>> BEGIN The data
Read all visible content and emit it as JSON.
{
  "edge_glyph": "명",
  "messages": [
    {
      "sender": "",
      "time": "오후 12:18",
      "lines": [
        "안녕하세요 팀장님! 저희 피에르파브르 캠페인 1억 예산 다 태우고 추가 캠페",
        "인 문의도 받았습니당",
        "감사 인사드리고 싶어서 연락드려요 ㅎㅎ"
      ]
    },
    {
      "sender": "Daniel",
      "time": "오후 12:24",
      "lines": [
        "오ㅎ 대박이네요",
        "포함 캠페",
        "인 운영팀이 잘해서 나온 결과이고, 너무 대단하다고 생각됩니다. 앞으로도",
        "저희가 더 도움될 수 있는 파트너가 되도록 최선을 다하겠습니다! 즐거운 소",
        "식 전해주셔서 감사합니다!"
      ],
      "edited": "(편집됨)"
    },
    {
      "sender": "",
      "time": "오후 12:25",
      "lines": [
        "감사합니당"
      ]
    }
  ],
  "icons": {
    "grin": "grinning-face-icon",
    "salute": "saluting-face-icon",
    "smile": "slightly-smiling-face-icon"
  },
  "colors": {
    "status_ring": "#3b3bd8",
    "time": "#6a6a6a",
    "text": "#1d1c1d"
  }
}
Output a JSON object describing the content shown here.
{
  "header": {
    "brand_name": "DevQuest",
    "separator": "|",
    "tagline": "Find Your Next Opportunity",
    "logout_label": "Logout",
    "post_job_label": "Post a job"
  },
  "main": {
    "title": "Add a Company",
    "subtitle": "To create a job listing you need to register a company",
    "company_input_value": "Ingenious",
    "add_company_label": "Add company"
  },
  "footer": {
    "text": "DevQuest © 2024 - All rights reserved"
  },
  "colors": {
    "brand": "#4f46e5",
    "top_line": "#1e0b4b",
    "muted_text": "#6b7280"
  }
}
>> END The data
Print the whole listing again, exactly.

**Complete output:**
Read all visible content and emit it as JSON.
{
  "edge_glyph": "명",
  "messages": [
    {
      "sender": "",
      "time": "오후 12:18",
      "lines": [
        "안녕하세요 팀장님! 저희 피에르파브르 캠페인 1억 예산 다 태우고 추가 캠페",
        "인 문의도 받았습니당",
        "감사 인사드리고 싶어서 연락드려요 ㅎㅎ"
      ]
    },
    {
      "sender": "Daniel",
      "time": "오후 12:24",
      "lines": [
        "오ㅎ 대박이네요",
        "포함 캠페",
        "인 운영팀이 잘해서 나온 결과이고, 너무 대단하다고 생각됩니다. 앞으로도",
        "저희가 더 도움될 수 있는 파트너가 되도록 최선을 다하겠습니다! 즐거운 소",
        "식 전해주셔서 감사합니다!"
      ],
      "edited": "(편집됨)"
    },
    {
      "sender": "",
      "time": "오후 12:25",
      "lines": [
        "감사합니당"
      ]
    }
  ],
  "icons": {
    "grin": "grinning-face-icon",
    "salute": "saluting-face-icon",
    "smile": "slightly-smiling-face-icon"
  },
  "colors": {
    "status_ring": "#3b3bd8",
    "time": "#6a6a6a",
    "text": "#1d1c1d"
  }
}
Output a JSON object describing the content shown here.
{
  "header": {
    "brand_name": "DevQuest",
    "separator": "|",
    "tagline": "Find Your Next Opportunity",
    "logout_label": "Logout",
    "post_job_label": "Post a job"
  },
  "main": {
    "title": "Add a Company",
    "subtitle": "To create a job listing you need to register a company",
    "company_input_value": "Ingenious",
    "add_company_label": "Add company"
  },
  "footer": {
    "text": "DevQuest © 2024 - All rights reserved"
  },
  "colors": {
    "brand": "#4f46e5",
    "top_line": "#1e0b4b",
    "muted_text": "#6b7280"
  }
}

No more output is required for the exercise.